*Directions for this task*
The records should be written out in full, with nothing altered.

[Stored records]
[start]
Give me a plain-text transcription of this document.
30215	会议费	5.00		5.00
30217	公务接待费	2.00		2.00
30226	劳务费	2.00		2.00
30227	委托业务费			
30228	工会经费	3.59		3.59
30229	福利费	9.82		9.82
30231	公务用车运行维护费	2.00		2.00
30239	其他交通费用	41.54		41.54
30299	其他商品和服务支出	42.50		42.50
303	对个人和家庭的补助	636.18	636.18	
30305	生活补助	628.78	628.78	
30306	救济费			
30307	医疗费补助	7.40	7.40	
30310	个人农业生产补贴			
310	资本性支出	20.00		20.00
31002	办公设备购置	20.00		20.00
[end]
*Solution to this exercise*
Give me a plain-text transcription of this document.
30215	会议费	5.00		5.00
30217	公务接待费	2.00		2.00
30226	劳务费	2.00		2.00
30227	委托业务费			
30228	工会经费	3.59		3.59
30229	福利费	9.82		9.82
30231	公务用车运行维护费	2.00		2.00
30239	其他交通费用	41.54		41.54
30299	其他商品和服务支出	42.50		42.50
303	对个人和家庭的补助	636.18	636.18	
30305	生活补助	628.78	628.78	
30306	救济费			
30307	医疗费补助	7.40	7.40	
30310	个人农业生产补贴			
310	资本性支出	20.00		20.00
31002	办公设备购置	20.00		20.00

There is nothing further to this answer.